▶ Problem details:
Rewrite the part of the data that opens with the line containing "print-button-label: 印刷 — [168, 130, 184, 139]" and closes with the line containing "printer-section-title: プリンター —", putting "text" in place of "label" and leaving everything else unchanged.

Collection entries
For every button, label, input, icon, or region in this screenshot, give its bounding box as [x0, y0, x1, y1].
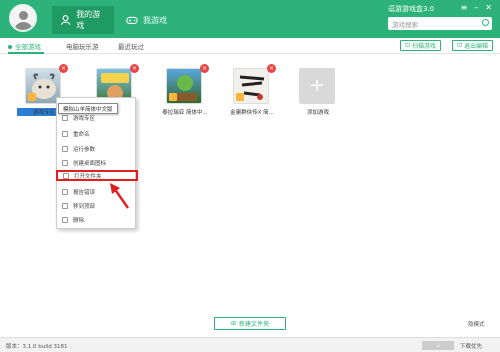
exit-edit-label: 退出编辑: [464, 43, 489, 50]
add-game-tile[interactable]: + 添加游戏: [299, 68, 339, 116]
close-icon[interactable]: ✕: [485, 3, 492, 12]
menu-item-label: 移到顶部: [73, 203, 96, 210]
active-dot-icon: [8, 45, 12, 49]
rename-icon: [62, 130, 68, 137]
avatar-head: [19, 11, 28, 20]
report-icon: [62, 188, 68, 195]
add-game-label: 添加游戏: [306, 110, 329, 116]
download-badge-icon: [28, 93, 36, 101]
sub-navigation: 全部游戏 电脑玩乐游 最近玩过 ⊡ 扫描游戏 ⊡ 退出编辑: [0, 38, 500, 54]
menu-item-open-folder[interactable]: 打开文件夹: [56, 170, 138, 181]
tab-games-label: 我游戏: [143, 15, 167, 25]
menu-item-label: 重命名: [73, 131, 90, 138]
new-folder-button[interactable]: ⊞ 新建文件夹: [214, 317, 286, 330]
scan-icon: ⊡: [405, 42, 411, 49]
menu-item-run-params[interactable]: 运行参数: [57, 143, 135, 154]
gamepad-icon: [126, 16, 138, 24]
scan-games-label: 扫描游戏: [412, 43, 437, 50]
avatar[interactable]: [9, 4, 37, 32]
user-icon: [60, 15, 71, 25]
remove-game-icon[interactable]: ×: [200, 64, 209, 73]
game-label: 金庸群侠传X 简...: [230, 110, 274, 116]
remove-game-icon[interactable]: ×: [130, 64, 139, 73]
remove-game-icon[interactable]: ×: [59, 64, 68, 73]
menu-item-rename[interactable]: 重命名: [57, 128, 135, 139]
folder-icon: [63, 172, 69, 179]
status-bar: 版本：3.1.0 build 3181 ⇣ 下载优先: [0, 337, 500, 352]
menu-item-label: 打开文件夹: [74, 173, 102, 180]
game-tile-terraria[interactable]: × 泰拉瑞亚 简体中...: [162, 64, 209, 116]
move-top-icon: [62, 202, 68, 209]
game-name-tooltip: 模拟山羊简体中文版: [58, 103, 118, 114]
new-folder-icon: ⊞: [230, 320, 236, 327]
download-badge-icon: [236, 93, 244, 101]
download-badge-icon: [169, 93, 177, 101]
exit-edit-button[interactable]: ⊡ 退出编辑: [452, 40, 494, 51]
search-icon[interactable]: [482, 19, 489, 26]
tab-my-games-label: 我的游戏: [76, 10, 101, 30]
top-header: 我的游戏 我游戏 逗游游戏盒3.0 ≡ – ✕ 游戏搜索: [0, 0, 500, 38]
menu-item-desktop-shortcut[interactable]: 创建桌面图标: [57, 157, 135, 168]
menu-item-label: 删除: [73, 217, 85, 224]
game-thumbnail: [233, 68, 269, 104]
edit-icon: ⊡: [457, 42, 463, 49]
subnav-all-games-label: 全部游戏: [15, 43, 41, 51]
menu-item-label: 游戏专区: [73, 115, 96, 122]
game-label: 泰拉瑞亚 简体中...: [162, 110, 208, 116]
game-tile-jinyong[interactable]: × 金庸群侠传X 简...: [230, 64, 276, 116]
menu-icon[interactable]: ≡: [461, 3, 468, 12]
tab-games[interactable]: 我游戏: [118, 6, 188, 34]
shortcut-icon: [62, 159, 68, 166]
remove-game-icon[interactable]: ×: [267, 64, 276, 73]
menu-item-label: 创建桌面图标: [73, 160, 107, 167]
menu-item-label: 报告错误: [73, 189, 96, 196]
game-thumbnail: [166, 68, 202, 104]
params-icon: [62, 145, 68, 152]
red-arrow-icon: [110, 183, 129, 209]
active-tab-underline: [8, 52, 44, 54]
mode-label[interactable]: 隐模式: [468, 320, 485, 328]
subnav-recent[interactable]: 最近玩过: [118, 41, 144, 51]
scan-games-button[interactable]: ⊡ 扫描游戏: [400, 40, 442, 51]
app-title: 逗游游戏盒3.0: [388, 5, 435, 13]
tab-my-games[interactable]: 我的游戏: [52, 6, 114, 34]
minimize-icon[interactable]: –: [474, 3, 478, 12]
plus-icon: +: [309, 75, 325, 96]
add-game-box: +: [299, 68, 335, 104]
new-folder-label: 新建文件夹: [239, 321, 270, 328]
subnav-pc-games[interactable]: 电脑玩乐游: [66, 41, 99, 51]
zone-icon: [62, 114, 68, 121]
version-text: 版本：3.1.0 build 3181: [6, 344, 68, 350]
trash-icon: [62, 216, 68, 223]
search-input[interactable]: 游戏搜索: [388, 17, 492, 30]
download-icon[interactable]: ⇣: [422, 341, 454, 350]
window-controls: ≡ – ✕: [461, 3, 492, 12]
search-placeholder: 游戏搜索: [392, 21, 418, 29]
menu-item-delete[interactable]: 删除: [57, 214, 135, 225]
download-priority-label[interactable]: 下载优先: [460, 342, 482, 350]
avatar-body: [14, 22, 33, 30]
menu-item-label: 运行参数: [73, 146, 96, 153]
subnav-all-games[interactable]: 全部游戏: [8, 41, 41, 51]
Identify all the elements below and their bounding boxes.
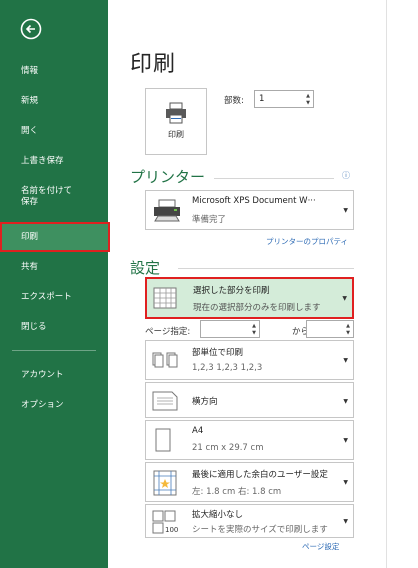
print-button-label: 印刷 — [168, 130, 184, 139]
nav-save-as-label-1: 名前を付けて — [21, 186, 73, 196]
preview-divider — [386, 0, 387, 568]
scaling-dropdown[interactable]: 100 拡大縮小なし シートを実際のサイズで印刷します ▼ — [145, 504, 354, 538]
page-title: 印刷 — [130, 52, 177, 77]
printer-section-title: プリンター — [130, 168, 206, 186]
copies-value: 1 — [259, 94, 265, 104]
pages-to-stepper[interactable]: ▲ ▼ — [306, 320, 354, 338]
selection-grid-icon — [153, 287, 177, 309]
settings-section-title: 設定 — [130, 259, 161, 277]
paper-size-dropdown[interactable]: A4 21 cm x 29.7 cm ▼ — [145, 420, 354, 460]
print-button[interactable]: 印刷 — [145, 88, 207, 155]
scaling-title: 拡大縮小なし — [192, 510, 244, 520]
printer-status: 準備完了 — [192, 215, 227, 225]
backstage-sidebar: 情報 新規 開く 上書き保存 名前を付けて 保存 印刷 共有 エクスポート 閉じ… — [0, 0, 110, 568]
pages-from-stepper[interactable]: ▲ ▼ — [200, 320, 260, 338]
spin-arrows-icon[interactable]: ▲ ▼ — [306, 93, 310, 107]
nav-print-selected[interactable] — [0, 222, 110, 252]
collated-pages-icon — [152, 352, 178, 368]
nav-divider — [12, 350, 96, 351]
copies-label: 部数: — [224, 96, 244, 106]
paper-size-title: A4 — [192, 426, 204, 436]
landscape-page-icon — [152, 391, 178, 411]
collate-title: 部単位で印刷 — [192, 348, 244, 358]
svg-text:100: 100 — [165, 526, 178, 534]
dropdown-arrow-icon: ▼ — [343, 479, 348, 486]
nav-save-label: 上書き保存 — [21, 156, 64, 166]
margins-desc: 左: 1.8 cm 右: 1.8 cm — [192, 487, 282, 497]
nav-account-label: アカウント — [21, 370, 64, 380]
section-divider — [214, 178, 334, 179]
nav-open-label: 開く — [21, 126, 39, 136]
print-what-desc: 現在の選択部分のみを印刷します — [193, 303, 321, 313]
nav-new-label: 新規 — [21, 96, 39, 106]
no-scaling-icon: 100 — [152, 510, 178, 534]
orientation-title: 横方向 — [192, 397, 218, 407]
print-what-dropdown[interactable]: 選択した部分を印刷 現在の選択部分のみを印刷します ▼ — [145, 277, 354, 319]
collate-dropdown[interactable]: 部単位で印刷 1,2,3 1,2,3 1,2,3 ▼ — [145, 340, 354, 380]
nav-save-as-label-2: 保存 — [21, 197, 39, 207]
collate-desc: 1,2,3 1,2,3 1,2,3 — [192, 363, 263, 373]
paper-size-desc: 21 cm x 29.7 cm — [192, 443, 264, 453]
nav-share-label: 共有 — [21, 262, 39, 272]
spin-arrows-icon[interactable]: ▲ ▼ — [346, 323, 350, 337]
pages-label: ページ指定: — [145, 327, 191, 337]
back-arrow-icon[interactable] — [20, 18, 42, 40]
portrait-page-icon — [155, 428, 171, 452]
margins-icon — [153, 470, 177, 496]
dropdown-arrow-icon: ▼ — [343, 357, 348, 364]
printer-name: Microsoft XPS Document W··· — [192, 196, 316, 206]
nav-info-label: 情報 — [21, 66, 39, 76]
printer-dropdown[interactable]: Microsoft XPS Document W··· 準備完了 ▼ — [145, 190, 354, 230]
copies-stepper[interactable]: 1 ▲ ▼ — [254, 90, 314, 108]
dropdown-arrow-icon: ▼ — [343, 207, 348, 214]
printer-device-icon — [154, 199, 180, 222]
printer-icon — [166, 102, 186, 124]
dropdown-arrow-icon: ▼ — [343, 437, 348, 444]
dropdown-arrow-icon: ▼ — [342, 295, 347, 302]
dropdown-arrow-icon: ▼ — [343, 398, 348, 405]
nav-export-label: エクスポート — [21, 292, 72, 302]
nav-print-label: 印刷 — [21, 232, 39, 242]
print-panel: 印刷 印刷 部数: 1 ▲ ▼ プリンター ⓘ Microsoft XPS Doc… — [108, 0, 418, 568]
orientation-dropdown[interactable]: 横方向 ▼ — [145, 382, 354, 418]
dropdown-arrow-icon: ▼ — [343, 518, 348, 525]
spin-arrows-icon[interactable]: ▲ ▼ — [252, 323, 256, 337]
margins-dropdown[interactable]: 最後に適用した余白のユーザー設定 左: 1.8 cm 右: 1.8 cm ▼ — [145, 462, 354, 502]
print-what-title: 選択した部分を印刷 — [193, 286, 270, 296]
nav-options-label: オプション — [21, 400, 64, 410]
info-icon[interactable]: ⓘ — [342, 170, 350, 181]
margins-title: 最後に適用した余白のユーザー設定 — [192, 470, 328, 480]
printer-properties-link[interactable]: プリンターのプロパティ — [266, 236, 348, 247]
section-divider — [178, 268, 354, 269]
scaling-desc: シートを実際のサイズで印刷します — [192, 525, 328, 535]
page-setup-link[interactable]: ページ設定 — [302, 541, 339, 552]
nav-close-label: 閉じる — [21, 322, 47, 332]
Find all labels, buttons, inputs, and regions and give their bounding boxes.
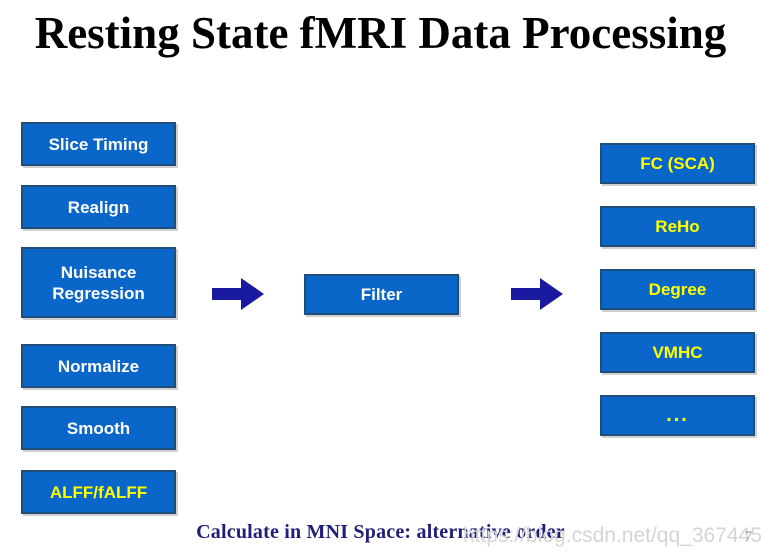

▶ Correct result:
print-button-text: 印刷 — [168, 130, 184, 139]
nav-save-as-text-1: 名前を付けて — [21, 186, 73, 196]
preview-divider — [386, 0, 387, 568]
scaling-dropdown[interactable]: 100 拡大縮小なし シートを実際のサイズで印刷します ▼ — [145, 504, 354, 538]
page-title: 印刷 — [130, 52, 177, 77]
printer-section-title: プリンター — [130, 168, 206, 186]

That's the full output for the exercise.